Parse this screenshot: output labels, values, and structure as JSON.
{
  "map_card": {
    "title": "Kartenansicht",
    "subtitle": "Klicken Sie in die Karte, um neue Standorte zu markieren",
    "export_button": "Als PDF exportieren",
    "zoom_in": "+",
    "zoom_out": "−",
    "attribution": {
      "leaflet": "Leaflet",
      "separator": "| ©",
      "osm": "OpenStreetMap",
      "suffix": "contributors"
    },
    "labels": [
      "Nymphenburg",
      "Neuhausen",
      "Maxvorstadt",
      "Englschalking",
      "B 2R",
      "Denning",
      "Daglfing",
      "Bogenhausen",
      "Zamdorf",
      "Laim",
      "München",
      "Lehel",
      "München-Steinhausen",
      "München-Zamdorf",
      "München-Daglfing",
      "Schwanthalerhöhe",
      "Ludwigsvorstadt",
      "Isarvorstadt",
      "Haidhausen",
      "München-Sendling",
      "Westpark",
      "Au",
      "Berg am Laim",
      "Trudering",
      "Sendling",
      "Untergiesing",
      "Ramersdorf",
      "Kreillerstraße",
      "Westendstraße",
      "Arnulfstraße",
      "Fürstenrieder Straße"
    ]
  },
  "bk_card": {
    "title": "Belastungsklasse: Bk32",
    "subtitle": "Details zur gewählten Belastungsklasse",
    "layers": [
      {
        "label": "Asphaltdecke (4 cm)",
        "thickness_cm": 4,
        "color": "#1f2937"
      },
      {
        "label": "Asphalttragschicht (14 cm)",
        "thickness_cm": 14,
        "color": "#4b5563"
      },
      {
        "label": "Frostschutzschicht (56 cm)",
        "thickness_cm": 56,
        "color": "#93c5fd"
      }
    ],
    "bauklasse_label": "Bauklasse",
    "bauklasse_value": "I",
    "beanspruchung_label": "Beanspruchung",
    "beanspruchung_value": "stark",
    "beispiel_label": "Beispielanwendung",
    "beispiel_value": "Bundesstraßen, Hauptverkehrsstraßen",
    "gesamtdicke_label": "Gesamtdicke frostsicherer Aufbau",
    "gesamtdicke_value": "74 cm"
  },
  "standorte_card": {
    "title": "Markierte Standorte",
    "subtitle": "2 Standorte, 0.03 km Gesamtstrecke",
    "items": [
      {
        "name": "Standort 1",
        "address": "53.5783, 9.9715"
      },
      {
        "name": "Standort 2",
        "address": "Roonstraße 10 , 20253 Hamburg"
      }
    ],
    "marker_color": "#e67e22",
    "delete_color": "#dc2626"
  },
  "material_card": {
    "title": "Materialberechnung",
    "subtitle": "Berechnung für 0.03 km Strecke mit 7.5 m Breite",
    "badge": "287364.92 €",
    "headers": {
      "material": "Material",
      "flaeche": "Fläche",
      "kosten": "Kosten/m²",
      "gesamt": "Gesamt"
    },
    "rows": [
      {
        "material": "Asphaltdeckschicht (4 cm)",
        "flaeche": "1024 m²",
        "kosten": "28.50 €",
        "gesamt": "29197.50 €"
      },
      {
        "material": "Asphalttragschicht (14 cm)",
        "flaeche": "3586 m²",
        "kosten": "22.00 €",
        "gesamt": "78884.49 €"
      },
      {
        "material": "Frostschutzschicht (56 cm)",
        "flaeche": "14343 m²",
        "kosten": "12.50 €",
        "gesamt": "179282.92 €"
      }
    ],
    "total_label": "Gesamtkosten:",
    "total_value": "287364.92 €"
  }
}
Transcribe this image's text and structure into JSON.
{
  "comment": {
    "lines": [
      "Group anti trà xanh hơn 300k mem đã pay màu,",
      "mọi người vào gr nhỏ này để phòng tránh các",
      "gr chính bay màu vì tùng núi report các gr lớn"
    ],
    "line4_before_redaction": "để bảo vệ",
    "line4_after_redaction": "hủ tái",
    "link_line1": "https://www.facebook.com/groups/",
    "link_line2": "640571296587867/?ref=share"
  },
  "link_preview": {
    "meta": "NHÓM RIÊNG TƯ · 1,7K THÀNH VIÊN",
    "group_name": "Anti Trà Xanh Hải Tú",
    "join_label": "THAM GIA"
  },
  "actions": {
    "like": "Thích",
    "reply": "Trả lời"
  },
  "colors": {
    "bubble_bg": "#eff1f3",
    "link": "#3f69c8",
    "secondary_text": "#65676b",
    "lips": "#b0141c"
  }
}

####################

**WORK INSTRUCTIONS:** Quote the data above in full, changing nothing.

**RESULT:**
Parse this screenshot: output labels, values, and structure as JSON.
{
  "map_card": {
    "title": "Kartenansicht",
    "subtitle": "Klicken Sie in die Karte, um neue Standorte zu markieren",
    "export_button": "Als PDF exportieren",
    "zoom_in": "+",
    "zoom_out": "−",
    "attribution": {
      "leaflet": "Leaflet",
      "separator": "| ©",
      "osm": "OpenStreetMap",
      "suffix": "contributors"
    },
    "labels": [
      "Nymphenburg",
      "Neuhausen",
      "Maxvorstadt",
      "Englschalking",
      "B 2R",
      "Denning",
      "Daglfing",
      "Bogenhausen",
      "Zamdorf",
      "Laim",
      "München",
      "Lehel",
      "München-Steinhausen",
      "München-Zamdorf",
      "München-Daglfing",
      "Schwanthalerhöhe",
      "Ludwigsvorstadt",
      "Isarvorstadt",
      "Haidhausen",
      "München-Sendling",
      "Westpark",
      "Au",
      "Berg am Laim",
      "Trudering",
      "Sendling",
      "Untergiesing",
      "Ramersdorf",
      "Kreillerstraße",
      "Westendstraße",
      "Arnulfstraße",
      "Fürstenrieder Straße"
    ]
  },
  "bk_card": {
    "title": "Belastungsklasse: Bk32",
    "subtitle": "Details zur gewählten Belastungsklasse",
    "layers": [
      {
        "label": "Asphaltdecke (4 cm)",
        "thickness_cm": 4,
        "color": "#1f2937"
      },
      {
        "label": "Asphalttragschicht (14 cm)",
        "thickness_cm": 14,
        "color": "#4b5563"
      },
      {
        "label": "Frostschutzschicht (56 cm)",
        "thickness_cm": 56,
        "color": "#93c5fd"
      }
    ],
    "bauklasse_label": "Bauklasse",
    "bauklasse_value": "I",
    "beanspruchung_label": "Beanspruchung",
    "beanspruchung_value": "stark",
    "beispiel_label": "Beispielanwendung",
    "beispiel_value": "Bundesstraßen, Hauptverkehrsstraßen",
    "gesamtdicke_label": "Gesamtdicke frostsicherer Aufbau",
    "gesamtdicke_value": "74 cm"
  },
  "standorte_card": {
    "title": "Markierte Standorte",
    "subtitle": "2 Standorte, 0.03 km Gesamtstrecke",
    "items": [
      {
        "name": "Standort 1",
        "address": "53.5783, 9.9715"
      },
      {
        "name": "Standort 2",
        "address": "Roonstraße 10 , 20253 Hamburg"
      }
    ],
    "marker_color": "#e67e22",
    "delete_color": "#dc2626"
  },
  "material_card": {
    "title": "Materialberechnung",
    "subtitle": "Berechnung für 0.03 km Strecke mit 7.5 m Breite",
    "badge": "287364.92 €",
    "headers": {
      "material": "Material",
      "flaeche": "Fläche",
      "kosten": "Kosten/m²",
      "gesamt": "Gesamt"
    },
    "rows": [
      {
        "material": "Asphaltdeckschicht (4 cm)",
        "flaeche": "1024 m²",
        "kosten": "28.50 €",
        "gesamt": "29197.50 €"
      },
      {
        "material": "Asphalttragschicht (14 cm)",
        "flaeche": "3586 m²",
        "kosten": "22.00 €",
        "gesamt": "78884.49 €"
      },
      {
        "material": "Frostschutzschicht (56 cm)",
        "flaeche": "14343 m²",
        "kosten": "12.50 €",
        "gesamt": "179282.92 €"
      }
    ],
    "total_label": "Gesamtkosten:",
    "total_value": "287364.92 €"
  }
}
Transcribe this image's text and structure into JSON.
{
  "comment": {
    "lines": [
      "Group anti trà xanh hơn 300k mem đã pay màu,",
      "mọi người vào gr nhỏ này để phòng tránh các",
      "gr chính bay màu vì tùng núi report các gr lớn"
    ],
    "line4_before_redaction": "để bảo vệ",
    "line4_after_redaction": "hủ tái",
    "link_line1": "https://www.facebook.com/groups/",
    "link_line2": "640571296587867/?ref=share"
  },
  "link_preview": {
    "meta": "NHÓM RIÊNG TƯ · 1,7K THÀNH VIÊN",
    "group_name": "Anti Trà Xanh Hải Tú",
    "join_label": "THAM GIA"
  },
  "actions": {
    "like": "Thích",
    "reply": "Trả lời"
  },
  "colors": {
    "bubble_bg": "#eff1f3",
    "link": "#3f69c8",
    "secondary_text": "#65676b",
    "lips": "#b0141c"
  }
}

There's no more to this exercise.